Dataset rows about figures
** begin **
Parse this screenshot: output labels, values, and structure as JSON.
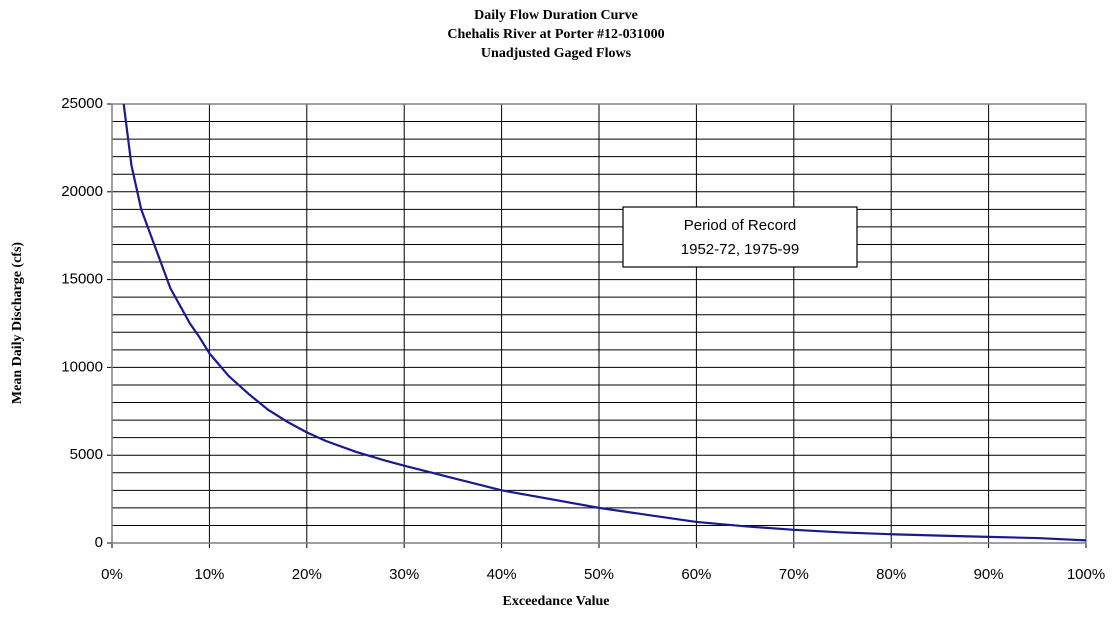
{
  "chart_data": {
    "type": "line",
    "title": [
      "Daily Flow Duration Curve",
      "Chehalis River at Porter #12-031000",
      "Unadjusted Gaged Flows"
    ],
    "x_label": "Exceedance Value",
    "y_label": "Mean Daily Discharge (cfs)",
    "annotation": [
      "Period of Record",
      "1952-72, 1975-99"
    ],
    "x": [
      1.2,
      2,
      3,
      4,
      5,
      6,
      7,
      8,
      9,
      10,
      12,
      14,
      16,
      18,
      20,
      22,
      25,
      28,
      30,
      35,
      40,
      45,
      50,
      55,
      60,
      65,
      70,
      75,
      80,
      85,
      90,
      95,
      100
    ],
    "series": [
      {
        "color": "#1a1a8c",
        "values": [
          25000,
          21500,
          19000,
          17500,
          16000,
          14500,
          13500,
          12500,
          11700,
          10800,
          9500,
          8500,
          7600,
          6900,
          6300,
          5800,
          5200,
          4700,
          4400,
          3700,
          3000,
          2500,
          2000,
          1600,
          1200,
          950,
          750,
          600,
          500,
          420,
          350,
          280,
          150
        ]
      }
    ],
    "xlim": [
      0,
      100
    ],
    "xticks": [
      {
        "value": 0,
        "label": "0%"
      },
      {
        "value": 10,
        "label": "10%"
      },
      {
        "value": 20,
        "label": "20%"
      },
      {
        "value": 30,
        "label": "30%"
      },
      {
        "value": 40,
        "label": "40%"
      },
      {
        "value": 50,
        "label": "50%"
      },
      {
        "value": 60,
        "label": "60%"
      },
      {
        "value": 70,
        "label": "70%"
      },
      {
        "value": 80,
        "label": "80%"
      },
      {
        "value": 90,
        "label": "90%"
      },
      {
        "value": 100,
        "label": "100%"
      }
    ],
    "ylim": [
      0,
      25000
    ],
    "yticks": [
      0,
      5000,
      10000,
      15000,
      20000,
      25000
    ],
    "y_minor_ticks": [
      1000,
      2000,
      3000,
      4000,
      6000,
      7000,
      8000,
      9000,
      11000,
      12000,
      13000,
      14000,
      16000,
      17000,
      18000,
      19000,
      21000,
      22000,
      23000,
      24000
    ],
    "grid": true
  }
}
** end **
> What you need to do: None of the pictures should appear; repeat the records exactly otherwise.

> Task result:
Parse this screenshot: output labels, values, and structure as JSON.
{
  "chart_data": {
    "type": "line",
    "title": [
      "Daily Flow Duration Curve",
      "Chehalis River at Porter #12-031000",
      "Unadjusted Gaged Flows"
    ],
    "x_label": "Exceedance Value",
    "y_label": "Mean Daily Discharge (cfs)",
    "annotation": [
      "Period of Record",
      "1952-72, 1975-99"
    ],
    "x": [
      1.2,
      2,
      3,
      4,
      5,
      6,
      7,
      8,
      9,
      10,
      12,
      14,
      16,
      18,
      20,
      22,
      25,
      28,
      30,
      35,
      40,
      45,
      50,
      55,
      60,
      65,
      70,
      75,
      80,
      85,
      90,
      95,
      100
    ],
    "series": [
      {
        "color": "#1a1a8c",
        "values": [
          25000,
          21500,
          19000,
          17500,
          16000,
          14500,
          13500,
          12500,
          11700,
          10800,
          9500,
          8500,
          7600,
          6900,
          6300,
          5800,
          5200,
          4700,
          4400,
          3700,
          3000,
          2500,
          2000,
          1600,
          1200,
          950,
          750,
          600,
          500,
          420,
          350,
          280,
          150
        ]
      }
    ],
    "xlim": [
      0,
      100
    ],
    "xticks": [
      {
        "value": 0,
        "label": "0%"
      },
      {
        "value": 10,
        "label": "10%"
      },
      {
        "value": 20,
        "label": "20%"
      },
      {
        "value": 30,
        "label": "30%"
      },
      {
        "value": 40,
        "label": "40%"
      },
      {
        "value": 50,
        "label": "50%"
      },
      {
        "value": 60,
        "label": "60%"
      },
      {
        "value": 70,
        "label": "70%"
      },
      {
        "value": 80,
        "label": "80%"
      },
      {
        "value": 90,
        "label": "90%"
      },
      {
        "value": 100,
        "label": "100%"
      }
    ],
    "ylim": [
      0,
      25000
    ],
    "yticks": [
      0,
      5000,
      10000,
      15000,
      20000,
      25000
    ],
    "y_minor_ticks": [
      1000,
      2000,
      3000,
      4000,
      6000,
      7000,
      8000,
      9000,
      11000,
      12000,
      13000,
      14000,
      16000,
      17000,
      18000,
      19000,
      21000,
      22000,
      23000,
      24000
    ],
    "grid": true
  }
}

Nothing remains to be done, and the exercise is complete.